— BEGIN SUPPLIED MATERIAL —
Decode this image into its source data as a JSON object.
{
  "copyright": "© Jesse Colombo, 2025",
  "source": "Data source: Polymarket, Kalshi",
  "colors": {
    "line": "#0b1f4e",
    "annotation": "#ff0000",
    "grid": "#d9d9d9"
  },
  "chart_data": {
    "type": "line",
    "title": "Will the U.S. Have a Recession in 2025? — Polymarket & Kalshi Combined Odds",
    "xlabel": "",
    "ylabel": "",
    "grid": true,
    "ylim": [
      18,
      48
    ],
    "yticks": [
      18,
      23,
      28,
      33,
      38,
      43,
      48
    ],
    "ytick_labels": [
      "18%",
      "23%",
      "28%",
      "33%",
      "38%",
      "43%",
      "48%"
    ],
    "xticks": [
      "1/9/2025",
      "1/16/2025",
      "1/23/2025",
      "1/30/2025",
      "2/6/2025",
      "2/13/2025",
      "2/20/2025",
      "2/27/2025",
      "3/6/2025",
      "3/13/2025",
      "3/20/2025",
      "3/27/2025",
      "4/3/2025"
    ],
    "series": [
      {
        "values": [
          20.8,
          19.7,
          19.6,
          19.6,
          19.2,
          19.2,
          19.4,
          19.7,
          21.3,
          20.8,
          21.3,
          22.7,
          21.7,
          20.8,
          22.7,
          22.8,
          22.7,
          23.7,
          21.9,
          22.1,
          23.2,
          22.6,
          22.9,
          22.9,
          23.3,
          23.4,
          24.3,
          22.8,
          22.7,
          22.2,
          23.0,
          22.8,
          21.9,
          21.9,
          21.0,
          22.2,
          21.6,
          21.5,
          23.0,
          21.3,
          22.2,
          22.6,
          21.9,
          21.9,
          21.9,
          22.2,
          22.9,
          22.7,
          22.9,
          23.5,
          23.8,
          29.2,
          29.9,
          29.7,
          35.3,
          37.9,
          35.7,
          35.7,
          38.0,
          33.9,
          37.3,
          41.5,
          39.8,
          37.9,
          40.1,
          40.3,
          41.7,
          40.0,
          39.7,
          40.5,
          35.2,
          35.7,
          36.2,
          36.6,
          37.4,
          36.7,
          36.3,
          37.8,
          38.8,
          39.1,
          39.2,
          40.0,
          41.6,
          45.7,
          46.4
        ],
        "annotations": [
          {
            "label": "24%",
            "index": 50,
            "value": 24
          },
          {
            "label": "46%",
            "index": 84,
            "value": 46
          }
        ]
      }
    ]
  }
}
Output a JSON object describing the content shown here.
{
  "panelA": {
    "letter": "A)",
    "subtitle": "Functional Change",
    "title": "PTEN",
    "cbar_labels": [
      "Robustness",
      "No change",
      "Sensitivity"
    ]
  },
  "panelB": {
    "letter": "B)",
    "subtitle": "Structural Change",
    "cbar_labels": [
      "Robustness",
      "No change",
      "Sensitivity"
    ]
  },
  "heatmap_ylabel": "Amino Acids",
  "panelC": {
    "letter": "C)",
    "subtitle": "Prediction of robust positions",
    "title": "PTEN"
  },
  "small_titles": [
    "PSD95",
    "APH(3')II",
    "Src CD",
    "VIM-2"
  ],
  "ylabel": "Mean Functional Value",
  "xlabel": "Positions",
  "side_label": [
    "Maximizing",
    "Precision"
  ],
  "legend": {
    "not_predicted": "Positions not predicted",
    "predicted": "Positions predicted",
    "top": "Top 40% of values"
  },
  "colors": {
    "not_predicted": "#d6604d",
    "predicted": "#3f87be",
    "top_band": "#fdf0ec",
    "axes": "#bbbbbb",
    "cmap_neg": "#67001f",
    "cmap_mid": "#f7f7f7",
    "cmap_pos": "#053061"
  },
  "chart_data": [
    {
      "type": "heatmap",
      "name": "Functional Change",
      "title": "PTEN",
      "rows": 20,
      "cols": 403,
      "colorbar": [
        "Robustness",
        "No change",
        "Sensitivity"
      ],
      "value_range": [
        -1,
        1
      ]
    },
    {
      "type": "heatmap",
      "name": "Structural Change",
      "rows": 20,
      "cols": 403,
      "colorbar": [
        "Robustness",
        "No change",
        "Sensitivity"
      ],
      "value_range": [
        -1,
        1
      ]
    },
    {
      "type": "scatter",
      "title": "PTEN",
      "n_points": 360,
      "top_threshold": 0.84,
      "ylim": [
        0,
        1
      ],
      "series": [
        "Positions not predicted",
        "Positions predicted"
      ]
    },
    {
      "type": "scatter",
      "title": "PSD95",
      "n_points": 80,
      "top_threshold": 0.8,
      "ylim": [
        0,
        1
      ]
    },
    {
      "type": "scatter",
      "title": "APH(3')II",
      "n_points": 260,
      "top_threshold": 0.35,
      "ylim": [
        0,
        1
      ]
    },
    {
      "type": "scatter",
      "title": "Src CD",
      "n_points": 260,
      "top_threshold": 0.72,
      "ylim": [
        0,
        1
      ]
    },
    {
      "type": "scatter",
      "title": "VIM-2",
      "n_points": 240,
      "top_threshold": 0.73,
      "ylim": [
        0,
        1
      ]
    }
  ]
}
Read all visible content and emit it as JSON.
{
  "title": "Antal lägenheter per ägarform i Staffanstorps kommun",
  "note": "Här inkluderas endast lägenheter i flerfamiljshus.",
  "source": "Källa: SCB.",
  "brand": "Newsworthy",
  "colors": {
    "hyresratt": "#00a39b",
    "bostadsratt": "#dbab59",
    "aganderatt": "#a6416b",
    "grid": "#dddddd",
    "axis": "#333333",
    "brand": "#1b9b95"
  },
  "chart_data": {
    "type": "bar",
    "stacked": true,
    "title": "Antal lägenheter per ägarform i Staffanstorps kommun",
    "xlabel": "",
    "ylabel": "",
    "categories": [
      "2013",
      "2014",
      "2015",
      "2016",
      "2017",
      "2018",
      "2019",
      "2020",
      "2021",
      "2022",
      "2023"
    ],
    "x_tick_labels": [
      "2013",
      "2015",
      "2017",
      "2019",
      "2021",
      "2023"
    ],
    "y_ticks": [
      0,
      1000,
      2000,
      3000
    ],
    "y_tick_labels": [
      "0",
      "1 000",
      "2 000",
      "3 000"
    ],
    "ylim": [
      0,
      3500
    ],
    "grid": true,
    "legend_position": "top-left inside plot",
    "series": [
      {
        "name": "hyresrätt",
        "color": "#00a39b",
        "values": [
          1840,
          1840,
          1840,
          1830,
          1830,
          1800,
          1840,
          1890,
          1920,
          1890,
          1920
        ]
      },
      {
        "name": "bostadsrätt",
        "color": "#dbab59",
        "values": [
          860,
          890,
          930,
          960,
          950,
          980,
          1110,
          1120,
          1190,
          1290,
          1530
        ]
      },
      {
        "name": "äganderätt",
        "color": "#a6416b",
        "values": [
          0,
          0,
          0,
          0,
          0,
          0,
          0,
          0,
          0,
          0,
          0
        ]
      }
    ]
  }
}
— END SUPPLIED MATERIAL —
GOAL –
Copy all the records above precisely.

THE REPLY –
Decode this image into its source data as a JSON object.
{
  "copyright": "© Jesse Colombo, 2025",
  "source": "Data source: Polymarket, Kalshi",
  "colors": {
    "line": "#0b1f4e",
    "annotation": "#ff0000",
    "grid": "#d9d9d9"
  },
  "chart_data": {
    "type": "line",
    "title": "Will the U.S. Have a Recession in 2025? — Polymarket & Kalshi Combined Odds",
    "xlabel": "",
    "ylabel": "",
    "grid": true,
    "ylim": [
      18,
      48
    ],
    "yticks": [
      18,
      23,
      28,
      33,
      38,
      43,
      48
    ],
    "ytick_labels": [
      "18%",
      "23%",
      "28%",
      "33%",
      "38%",
      "43%",
      "48%"
    ],
    "xticks": [
      "1/9/2025",
      "1/16/2025",
      "1/23/2025",
      "1/30/2025",
      "2/6/2025",
      "2/13/2025",
      "2/20/2025",
      "2/27/2025",
      "3/6/2025",
      "3/13/2025",
      "3/20/2025",
      "3/27/2025",
      "4/3/2025"
    ],
    "series": [
      {
        "values": [
          20.8,
          19.7,
          19.6,
          19.6,
          19.2,
          19.2,
          19.4,
          19.7,
          21.3,
          20.8,
          21.3,
          22.7,
          21.7,
          20.8,
          22.7,
          22.8,
          22.7,
          23.7,
          21.9,
          22.1,
          23.2,
          22.6,
          22.9,
          22.9,
          23.3,
          23.4,
          24.3,
          22.8,
          22.7,
          22.2,
          23.0,
          22.8,
          21.9,
          21.9,
          21.0,
          22.2,
          21.6,
          21.5,
          23.0,
          21.3,
          22.2,
          22.6,
          21.9,
          21.9,
          21.9,
          22.2,
          22.9,
          22.7,
          22.9,
          23.5,
          23.8,
          29.2,
          29.9,
          29.7,
          35.3,
          37.9,
          35.7,
          35.7,
          38.0,
          33.9,
          37.3,
          41.5,
          39.8,
          37.9,
          40.1,
          40.3,
          41.7,
          40.0,
          39.7,
          40.5,
          35.2,
          35.7,
          36.2,
          36.6,
          37.4,
          36.7,
          36.3,
          37.8,
          38.8,
          39.1,
          39.2,
          40.0,
          41.6,
          45.7,
          46.4
        ],
        "annotations": [
          {
            "label": "24%",
            "index": 50,
            "value": 24
          },
          {
            "label": "46%",
            "index": 84,
            "value": 46
          }
        ]
      }
    ]
  }
}
Output a JSON object describing the content shown here.
{
  "panelA": {
    "letter": "A)",
    "subtitle": "Functional Change",
    "title": "PTEN",
    "cbar_labels": [
      "Robustness",
      "No change",
      "Sensitivity"
    ]
  },
  "panelB": {
    "letter": "B)",
    "subtitle": "Structural Change",
    "cbar_labels": [
      "Robustness",
      "No change",
      "Sensitivity"
    ]
  },
  "heatmap_ylabel": "Amino Acids",
  "panelC": {
    "letter": "C)",
    "subtitle": "Prediction of robust positions",
    "title": "PTEN"
  },
  "small_titles": [
    "PSD95",
    "APH(3')II",
    "Src CD",
    "VIM-2"
  ],
  "ylabel": "Mean Functional Value",
  "xlabel": "Positions",
  "side_label": [
    "Maximizing",
    "Precision"
  ],
  "legend": {
    "not_predicted": "Positions not predicted",
    "predicted": "Positions predicted",
    "top": "Top 40% of values"
  },
  "colors": {
    "not_predicted": "#d6604d",
    "predicted": "#3f87be",
    "top_band": "#fdf0ec",
    "axes": "#bbbbbb",
    "cmap_neg": "#67001f",
    "cmap_mid": "#f7f7f7",
    "cmap_pos": "#053061"
  },
  "chart_data": [
    {
      "type": "heatmap",
      "name": "Functional Change",
      "title": "PTEN",
      "rows": 20,
      "cols": 403,
      "colorbar": [
        "Robustness",
        "No change",
        "Sensitivity"
      ],
      "value_range": [
        -1,
        1
      ]
    },
    {
      "type": "heatmap",
      "name": "Structural Change",
      "rows": 20,
      "cols": 403,
      "colorbar": [
        "Robustness",
        "No change",
        "Sensitivity"
      ],
      "value_range": [
        -1,
        1
      ]
    },
    {
      "type": "scatter",
      "title": "PTEN",
      "n_points": 360,
      "top_threshold": 0.84,
      "ylim": [
        0,
        1
      ],
      "series": [
        "Positions not predicted",
        "Positions predicted"
      ]
    },
    {
      "type": "scatter",
      "title": "PSD95",
      "n_points": 80,
      "top_threshold": 0.8,
      "ylim": [
        0,
        1
      ]
    },
    {
      "type": "scatter",
      "title": "APH(3')II",
      "n_points": 260,
      "top_threshold": 0.35,
      "ylim": [
        0,
        1
      ]
    },
    {
      "type": "scatter",
      "title": "Src CD",
      "n_points": 260,
      "top_threshold": 0.72,
      "ylim": [
        0,
        1
      ]
    },
    {
      "type": "scatter",
      "title": "VIM-2",
      "n_points": 240,
      "top_threshold": 0.73,
      "ylim": [
        0,
        1
      ]
    }
  ]
}
Read all visible content and emit it as JSON.
{
  "title": "Antal lägenheter per ägarform i Staffanstorps kommun",
  "note": "Här inkluderas endast lägenheter i flerfamiljshus.",
  "source": "Källa: SCB.",
  "brand": "Newsworthy",
  "colors": {
    "hyresratt": "#00a39b",
    "bostadsratt": "#dbab59",
    "aganderatt": "#a6416b",
    "grid": "#dddddd",
    "axis": "#333333",
    "brand": "#1b9b95"
  },
  "chart_data": {
    "type": "bar",
    "stacked": true,
    "title": "Antal lägenheter per ägarform i Staffanstorps kommun",
    "xlabel": "",
    "ylabel": "",
    "categories": [
      "2013",
      "2014",
      "2015",
      "2016",
      "2017",
      "2018",
      "2019",
      "2020",
      "2021",
      "2022",
      "2023"
    ],
    "x_tick_labels": [
      "2013",
      "2015",
      "2017",
      "2019",
      "2021",
      "2023"
    ],
    "y_ticks": [
      0,
      1000,
      2000,
      3000
    ],
    "y_tick_labels": [
      "0",
      "1 000",
      "2 000",
      "3 000"
    ],
    "ylim": [
      0,
      3500
    ],
    "grid": true,
    "legend_position": "top-left inside plot",
    "series": [
      {
        "name": "hyresrätt",
        "color": "#00a39b",
        "values": [
          1840,
          1840,
          1840,
          1830,
          1830,
          1800,
          1840,
          1890,
          1920,
          1890,
          1920
        ]
      },
      {
        "name": "bostadsrätt",
        "color": "#dbab59",
        "values": [
          860,
          890,
          930,
          960,
          950,
          980,
          1110,
          1120,
          1190,
          1290,
          1530
        ]
      },
      {
        "name": "äganderätt",
        "color": "#a6416b",
        "values": [
          0,
          0,
          0,
          0,
          0,
          0,
          0,
          0,
          0,
          0,
          0
        ]
      }
    ]
  }
}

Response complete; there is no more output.